* START INPUT ROWS *

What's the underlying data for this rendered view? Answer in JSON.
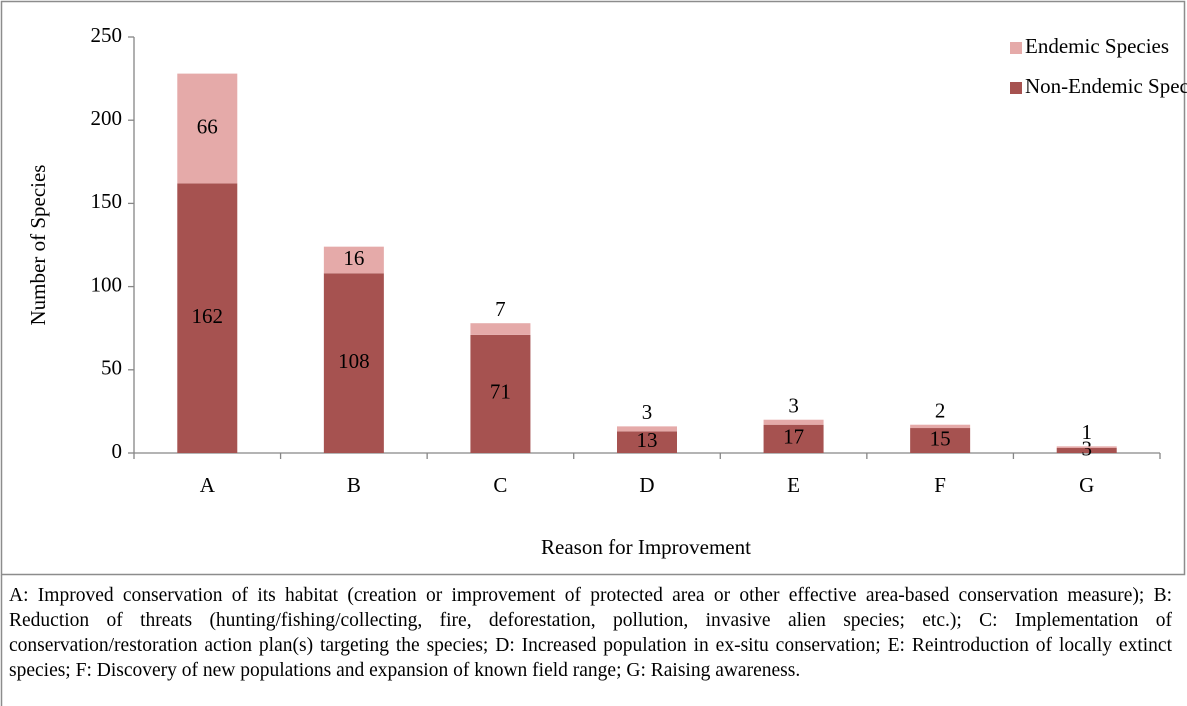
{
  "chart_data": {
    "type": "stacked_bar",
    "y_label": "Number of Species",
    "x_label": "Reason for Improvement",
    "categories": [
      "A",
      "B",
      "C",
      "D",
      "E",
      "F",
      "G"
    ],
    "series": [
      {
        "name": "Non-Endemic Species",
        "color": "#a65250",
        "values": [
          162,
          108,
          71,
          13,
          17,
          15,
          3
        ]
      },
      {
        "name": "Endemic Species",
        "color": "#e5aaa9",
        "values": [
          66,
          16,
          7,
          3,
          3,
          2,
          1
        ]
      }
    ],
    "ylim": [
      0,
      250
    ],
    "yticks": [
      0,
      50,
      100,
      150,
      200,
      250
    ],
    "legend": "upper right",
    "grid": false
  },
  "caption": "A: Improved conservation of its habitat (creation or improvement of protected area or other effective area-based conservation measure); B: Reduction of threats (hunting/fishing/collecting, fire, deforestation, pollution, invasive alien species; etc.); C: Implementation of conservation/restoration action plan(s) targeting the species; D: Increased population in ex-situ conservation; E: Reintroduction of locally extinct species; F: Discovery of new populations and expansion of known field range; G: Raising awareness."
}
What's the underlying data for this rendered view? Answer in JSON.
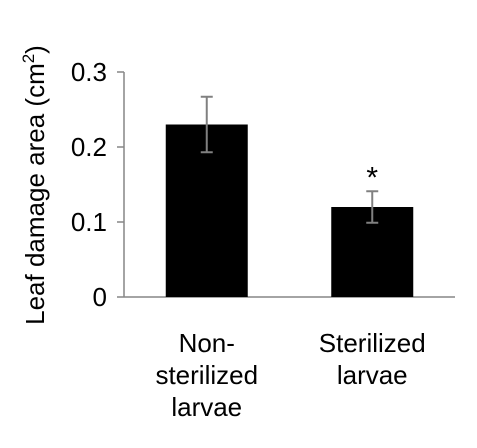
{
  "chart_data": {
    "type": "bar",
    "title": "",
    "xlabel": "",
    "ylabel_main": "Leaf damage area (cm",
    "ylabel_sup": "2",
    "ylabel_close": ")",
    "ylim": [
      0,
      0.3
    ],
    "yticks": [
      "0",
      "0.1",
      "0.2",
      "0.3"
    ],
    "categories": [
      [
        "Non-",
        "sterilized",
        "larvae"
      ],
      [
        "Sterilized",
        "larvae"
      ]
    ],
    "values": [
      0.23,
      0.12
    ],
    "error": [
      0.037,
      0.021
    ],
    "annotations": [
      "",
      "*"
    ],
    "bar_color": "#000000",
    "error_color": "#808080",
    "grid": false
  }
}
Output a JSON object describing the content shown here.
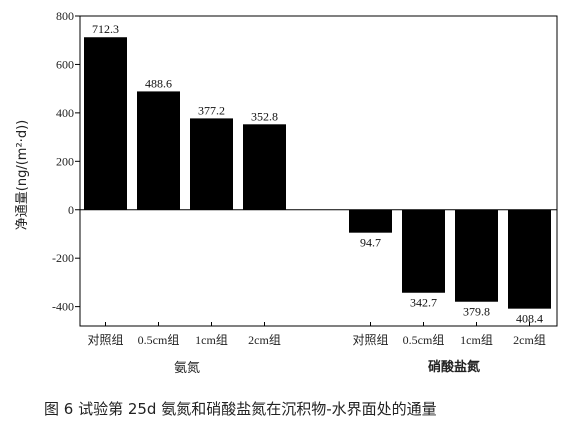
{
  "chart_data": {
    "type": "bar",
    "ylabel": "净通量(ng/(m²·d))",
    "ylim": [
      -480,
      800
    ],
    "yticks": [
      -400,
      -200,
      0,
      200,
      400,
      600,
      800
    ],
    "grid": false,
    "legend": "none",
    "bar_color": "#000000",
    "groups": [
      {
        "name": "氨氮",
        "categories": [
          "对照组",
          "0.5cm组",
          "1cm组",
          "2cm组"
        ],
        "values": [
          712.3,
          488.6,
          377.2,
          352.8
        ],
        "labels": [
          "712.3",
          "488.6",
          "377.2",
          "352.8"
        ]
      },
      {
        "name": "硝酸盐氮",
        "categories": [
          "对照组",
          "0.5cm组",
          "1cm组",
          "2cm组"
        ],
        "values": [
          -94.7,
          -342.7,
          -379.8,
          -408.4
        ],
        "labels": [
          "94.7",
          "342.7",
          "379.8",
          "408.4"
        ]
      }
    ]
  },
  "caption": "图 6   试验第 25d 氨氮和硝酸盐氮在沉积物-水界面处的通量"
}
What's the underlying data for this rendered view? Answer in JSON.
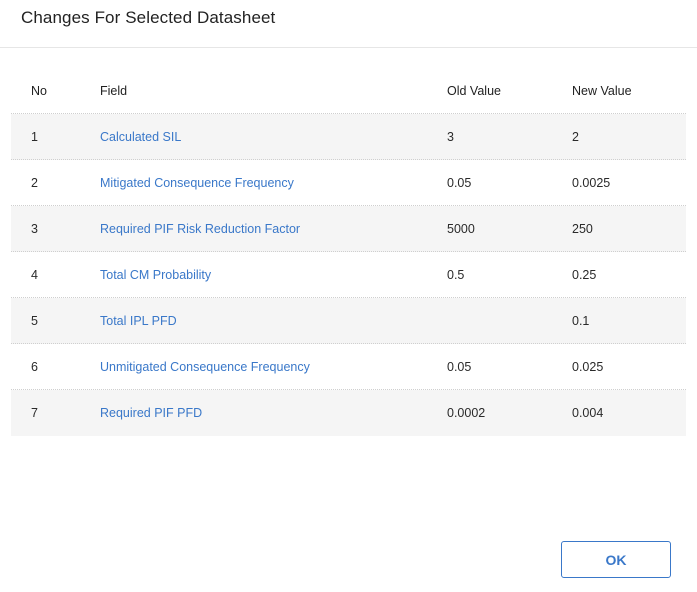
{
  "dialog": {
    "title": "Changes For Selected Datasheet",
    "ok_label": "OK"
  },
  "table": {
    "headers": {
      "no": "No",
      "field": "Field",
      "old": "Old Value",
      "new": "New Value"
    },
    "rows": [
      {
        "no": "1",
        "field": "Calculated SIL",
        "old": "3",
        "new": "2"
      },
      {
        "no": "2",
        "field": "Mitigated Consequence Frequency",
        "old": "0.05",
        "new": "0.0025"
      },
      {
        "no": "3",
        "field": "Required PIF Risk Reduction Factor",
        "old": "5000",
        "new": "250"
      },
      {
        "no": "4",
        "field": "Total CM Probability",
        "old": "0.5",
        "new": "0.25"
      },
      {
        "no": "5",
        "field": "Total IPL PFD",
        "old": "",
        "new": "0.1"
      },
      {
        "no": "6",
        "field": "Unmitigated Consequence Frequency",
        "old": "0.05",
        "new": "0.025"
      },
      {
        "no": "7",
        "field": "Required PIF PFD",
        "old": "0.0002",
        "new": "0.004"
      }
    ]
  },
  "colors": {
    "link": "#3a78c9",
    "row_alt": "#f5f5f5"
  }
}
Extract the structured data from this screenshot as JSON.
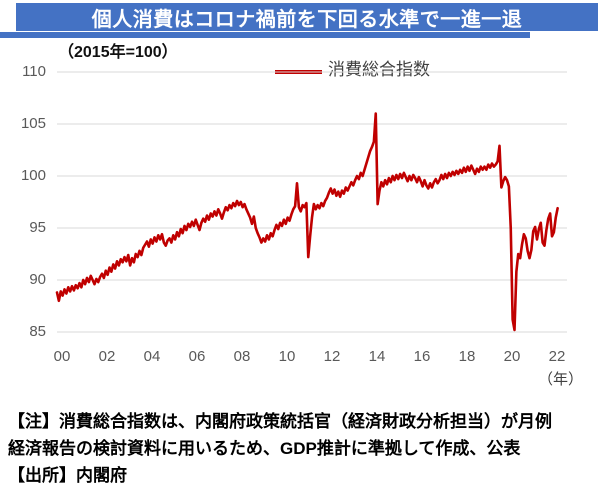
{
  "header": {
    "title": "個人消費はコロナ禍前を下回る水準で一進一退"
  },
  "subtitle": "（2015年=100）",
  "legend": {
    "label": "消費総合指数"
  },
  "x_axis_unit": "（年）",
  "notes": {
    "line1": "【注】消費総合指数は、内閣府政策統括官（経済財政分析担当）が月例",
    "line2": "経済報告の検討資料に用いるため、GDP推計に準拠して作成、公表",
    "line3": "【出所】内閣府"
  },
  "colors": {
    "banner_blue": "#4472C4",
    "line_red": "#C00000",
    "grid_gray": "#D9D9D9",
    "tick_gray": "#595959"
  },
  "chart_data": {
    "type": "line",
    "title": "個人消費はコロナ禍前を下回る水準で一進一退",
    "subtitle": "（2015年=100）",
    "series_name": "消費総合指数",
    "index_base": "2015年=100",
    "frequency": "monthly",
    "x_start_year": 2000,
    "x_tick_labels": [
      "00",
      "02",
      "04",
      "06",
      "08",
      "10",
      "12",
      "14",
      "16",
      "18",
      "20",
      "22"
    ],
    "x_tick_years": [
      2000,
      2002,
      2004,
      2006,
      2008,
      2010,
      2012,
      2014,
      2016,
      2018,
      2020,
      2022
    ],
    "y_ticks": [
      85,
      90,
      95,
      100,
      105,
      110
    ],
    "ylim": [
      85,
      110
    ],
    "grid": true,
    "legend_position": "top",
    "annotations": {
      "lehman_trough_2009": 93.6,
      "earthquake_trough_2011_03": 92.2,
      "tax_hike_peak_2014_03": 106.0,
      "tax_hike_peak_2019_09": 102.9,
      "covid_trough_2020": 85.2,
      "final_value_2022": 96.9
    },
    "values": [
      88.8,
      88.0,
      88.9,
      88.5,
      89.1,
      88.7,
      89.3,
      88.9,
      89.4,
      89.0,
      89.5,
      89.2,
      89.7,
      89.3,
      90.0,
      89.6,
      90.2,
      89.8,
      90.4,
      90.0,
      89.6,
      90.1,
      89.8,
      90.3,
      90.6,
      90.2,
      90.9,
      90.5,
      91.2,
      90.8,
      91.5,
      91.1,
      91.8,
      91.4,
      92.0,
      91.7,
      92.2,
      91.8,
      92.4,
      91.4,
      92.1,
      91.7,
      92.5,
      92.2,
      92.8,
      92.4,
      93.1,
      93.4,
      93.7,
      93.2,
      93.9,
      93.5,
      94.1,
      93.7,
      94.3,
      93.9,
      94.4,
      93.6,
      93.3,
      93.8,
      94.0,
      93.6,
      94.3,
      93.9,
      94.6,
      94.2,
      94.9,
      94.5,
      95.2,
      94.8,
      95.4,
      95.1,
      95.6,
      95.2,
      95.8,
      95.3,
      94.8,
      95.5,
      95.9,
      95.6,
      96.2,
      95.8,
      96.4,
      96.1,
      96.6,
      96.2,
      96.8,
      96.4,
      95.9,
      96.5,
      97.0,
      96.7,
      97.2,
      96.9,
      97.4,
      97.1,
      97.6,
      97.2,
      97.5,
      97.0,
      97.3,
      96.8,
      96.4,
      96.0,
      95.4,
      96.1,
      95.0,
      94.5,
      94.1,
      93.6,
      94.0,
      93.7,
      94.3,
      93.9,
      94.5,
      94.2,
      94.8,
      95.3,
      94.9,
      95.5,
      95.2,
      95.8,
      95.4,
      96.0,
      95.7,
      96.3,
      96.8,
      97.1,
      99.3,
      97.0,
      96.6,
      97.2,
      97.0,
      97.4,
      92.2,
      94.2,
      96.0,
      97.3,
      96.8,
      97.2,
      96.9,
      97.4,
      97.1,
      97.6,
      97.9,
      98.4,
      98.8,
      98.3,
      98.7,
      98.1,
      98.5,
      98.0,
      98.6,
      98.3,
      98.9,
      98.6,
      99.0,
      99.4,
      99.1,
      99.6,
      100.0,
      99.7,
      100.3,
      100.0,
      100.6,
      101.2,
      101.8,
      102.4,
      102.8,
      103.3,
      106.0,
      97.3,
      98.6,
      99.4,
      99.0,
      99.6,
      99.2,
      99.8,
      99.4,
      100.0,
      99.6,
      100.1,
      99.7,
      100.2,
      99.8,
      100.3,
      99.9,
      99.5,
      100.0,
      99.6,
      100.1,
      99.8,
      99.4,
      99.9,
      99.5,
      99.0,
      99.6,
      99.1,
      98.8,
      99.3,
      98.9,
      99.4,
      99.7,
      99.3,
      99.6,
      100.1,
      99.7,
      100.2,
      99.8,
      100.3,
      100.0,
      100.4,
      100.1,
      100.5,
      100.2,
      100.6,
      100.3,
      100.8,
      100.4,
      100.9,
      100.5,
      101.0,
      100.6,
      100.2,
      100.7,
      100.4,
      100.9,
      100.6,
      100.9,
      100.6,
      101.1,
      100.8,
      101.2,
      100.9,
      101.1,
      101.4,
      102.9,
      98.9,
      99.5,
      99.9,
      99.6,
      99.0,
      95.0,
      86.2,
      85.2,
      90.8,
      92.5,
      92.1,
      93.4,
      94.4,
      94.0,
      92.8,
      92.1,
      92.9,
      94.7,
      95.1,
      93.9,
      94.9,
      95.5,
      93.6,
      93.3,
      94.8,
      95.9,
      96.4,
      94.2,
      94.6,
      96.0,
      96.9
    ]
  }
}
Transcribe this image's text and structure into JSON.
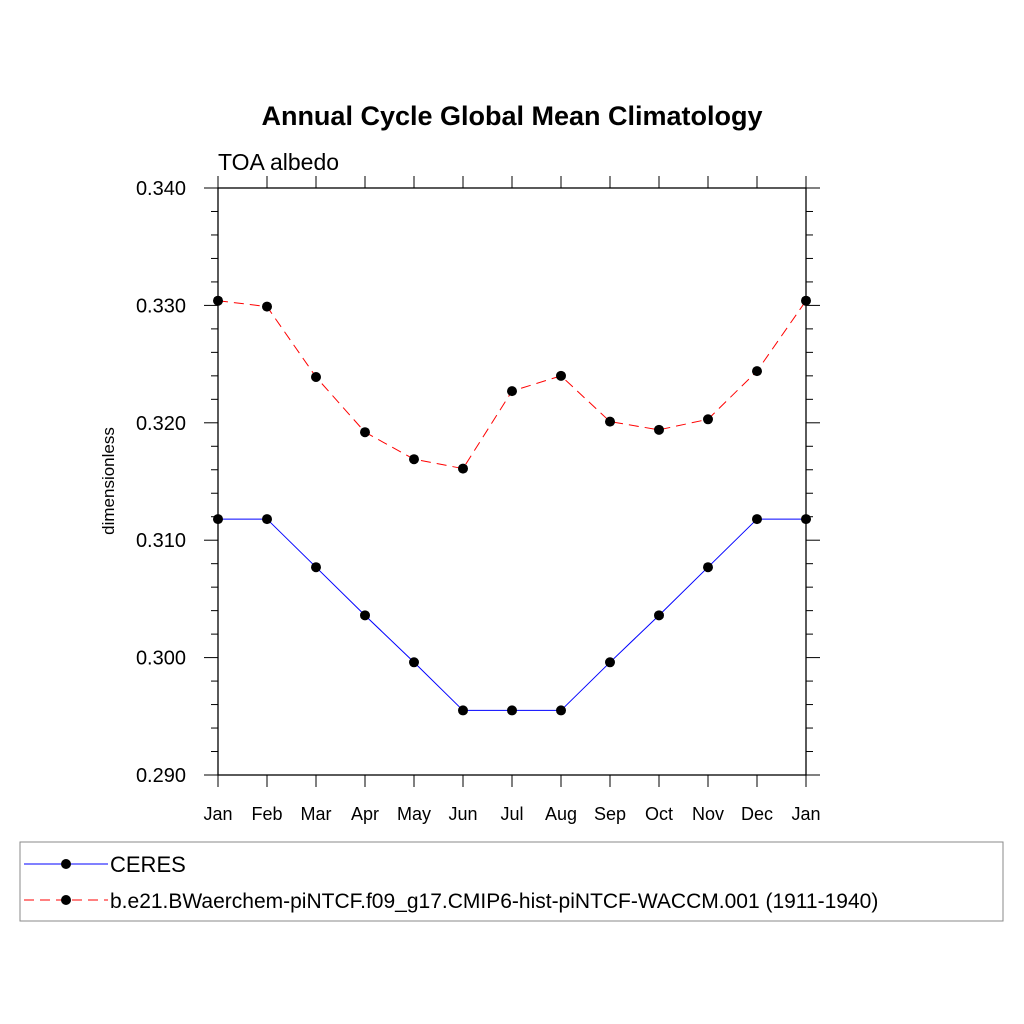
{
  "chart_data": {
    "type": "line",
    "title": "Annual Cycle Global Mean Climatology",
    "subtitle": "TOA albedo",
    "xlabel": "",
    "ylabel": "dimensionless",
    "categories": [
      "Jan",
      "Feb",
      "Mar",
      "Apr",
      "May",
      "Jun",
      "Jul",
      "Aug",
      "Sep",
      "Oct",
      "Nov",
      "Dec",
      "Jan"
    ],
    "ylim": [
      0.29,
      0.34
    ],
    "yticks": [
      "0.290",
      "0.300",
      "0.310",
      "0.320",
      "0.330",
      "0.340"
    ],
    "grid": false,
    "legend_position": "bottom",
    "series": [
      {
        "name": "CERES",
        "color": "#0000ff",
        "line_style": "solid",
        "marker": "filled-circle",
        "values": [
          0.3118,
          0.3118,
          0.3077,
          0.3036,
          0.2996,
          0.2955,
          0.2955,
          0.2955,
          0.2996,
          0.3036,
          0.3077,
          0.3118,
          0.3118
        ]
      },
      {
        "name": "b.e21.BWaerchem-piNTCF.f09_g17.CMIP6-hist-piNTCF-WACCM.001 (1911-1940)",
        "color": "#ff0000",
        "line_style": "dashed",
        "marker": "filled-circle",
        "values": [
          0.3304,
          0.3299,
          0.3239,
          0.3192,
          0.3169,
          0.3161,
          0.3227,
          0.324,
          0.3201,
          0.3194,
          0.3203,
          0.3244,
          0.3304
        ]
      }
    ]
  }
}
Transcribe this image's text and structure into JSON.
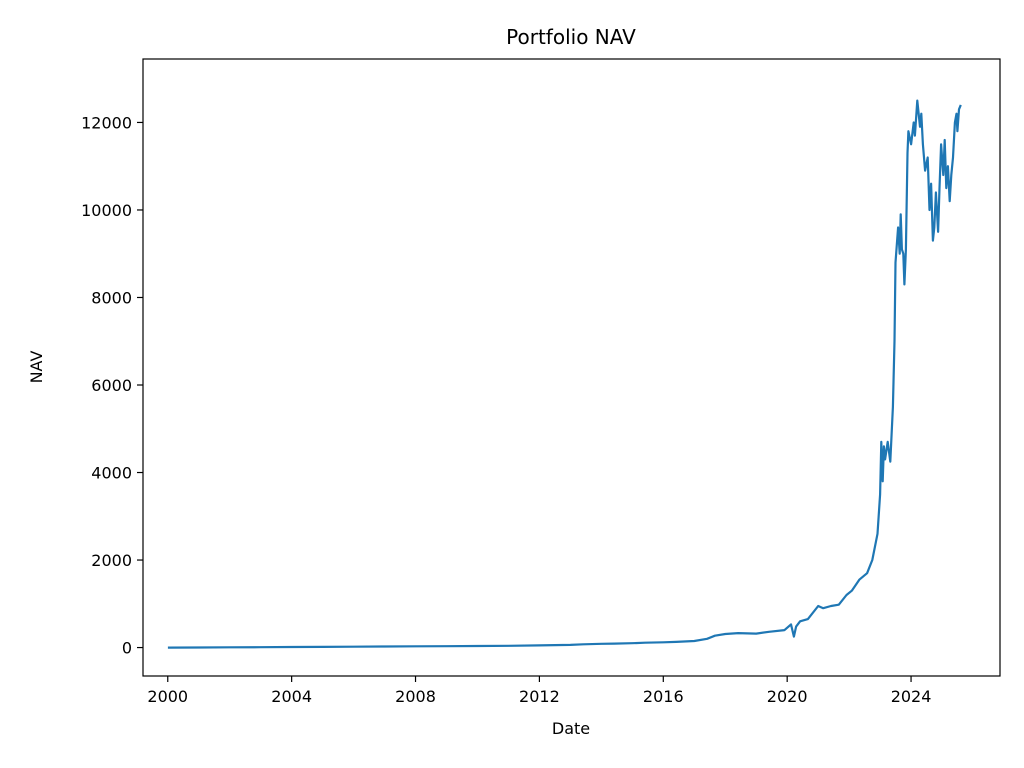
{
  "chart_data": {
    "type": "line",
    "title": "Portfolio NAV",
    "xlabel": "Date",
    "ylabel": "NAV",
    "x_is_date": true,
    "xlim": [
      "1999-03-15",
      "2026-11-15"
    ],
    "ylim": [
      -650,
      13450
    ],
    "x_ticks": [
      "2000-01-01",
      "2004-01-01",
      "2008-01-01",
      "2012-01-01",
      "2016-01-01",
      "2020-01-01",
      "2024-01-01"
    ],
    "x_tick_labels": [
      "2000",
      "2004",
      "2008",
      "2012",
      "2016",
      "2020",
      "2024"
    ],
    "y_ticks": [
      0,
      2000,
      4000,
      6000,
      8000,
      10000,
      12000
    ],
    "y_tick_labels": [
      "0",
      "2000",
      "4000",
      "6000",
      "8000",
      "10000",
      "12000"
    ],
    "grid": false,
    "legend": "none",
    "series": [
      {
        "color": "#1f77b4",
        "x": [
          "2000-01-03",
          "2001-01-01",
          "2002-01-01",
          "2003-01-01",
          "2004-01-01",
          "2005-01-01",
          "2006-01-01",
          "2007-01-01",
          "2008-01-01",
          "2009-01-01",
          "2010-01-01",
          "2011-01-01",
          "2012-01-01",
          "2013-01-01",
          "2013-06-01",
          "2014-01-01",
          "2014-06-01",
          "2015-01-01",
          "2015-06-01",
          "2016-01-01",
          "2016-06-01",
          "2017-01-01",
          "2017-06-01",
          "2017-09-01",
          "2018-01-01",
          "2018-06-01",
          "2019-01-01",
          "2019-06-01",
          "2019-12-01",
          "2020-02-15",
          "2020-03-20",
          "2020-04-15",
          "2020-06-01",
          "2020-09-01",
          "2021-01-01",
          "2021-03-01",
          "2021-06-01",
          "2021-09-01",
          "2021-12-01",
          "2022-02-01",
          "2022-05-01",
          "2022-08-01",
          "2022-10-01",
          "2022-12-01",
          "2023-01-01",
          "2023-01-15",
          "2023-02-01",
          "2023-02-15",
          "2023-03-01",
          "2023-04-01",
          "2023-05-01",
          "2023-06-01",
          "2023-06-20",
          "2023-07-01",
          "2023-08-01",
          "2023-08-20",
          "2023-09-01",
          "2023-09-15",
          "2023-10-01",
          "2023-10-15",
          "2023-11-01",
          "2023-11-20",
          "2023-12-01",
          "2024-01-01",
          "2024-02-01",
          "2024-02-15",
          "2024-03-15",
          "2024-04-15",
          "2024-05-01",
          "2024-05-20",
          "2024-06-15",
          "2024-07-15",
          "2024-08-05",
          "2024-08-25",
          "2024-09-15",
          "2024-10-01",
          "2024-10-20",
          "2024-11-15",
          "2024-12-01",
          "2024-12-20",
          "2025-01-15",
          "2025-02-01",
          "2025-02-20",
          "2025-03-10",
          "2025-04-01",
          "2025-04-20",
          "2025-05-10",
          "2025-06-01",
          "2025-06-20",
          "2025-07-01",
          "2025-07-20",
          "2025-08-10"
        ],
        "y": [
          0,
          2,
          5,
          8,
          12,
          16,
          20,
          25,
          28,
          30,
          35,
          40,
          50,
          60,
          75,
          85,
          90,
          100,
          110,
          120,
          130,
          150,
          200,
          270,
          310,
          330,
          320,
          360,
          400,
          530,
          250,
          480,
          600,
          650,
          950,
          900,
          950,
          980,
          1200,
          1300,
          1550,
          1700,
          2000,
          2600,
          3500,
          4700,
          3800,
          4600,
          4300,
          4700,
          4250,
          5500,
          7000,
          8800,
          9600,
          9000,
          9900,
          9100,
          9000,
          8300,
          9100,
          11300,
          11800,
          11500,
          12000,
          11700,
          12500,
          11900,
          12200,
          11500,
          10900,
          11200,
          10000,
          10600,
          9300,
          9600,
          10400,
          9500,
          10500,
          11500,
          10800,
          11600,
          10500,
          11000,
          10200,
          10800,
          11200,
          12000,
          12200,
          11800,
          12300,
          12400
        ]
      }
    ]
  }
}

* END INPUT ROWS *

• _JOB_
Gather every line from the entries above where the word "Total" appears, and copy them.

• _ANSWER BELOW_
        "field": "Total CM Probability",
        "field": "Total IPL PFD",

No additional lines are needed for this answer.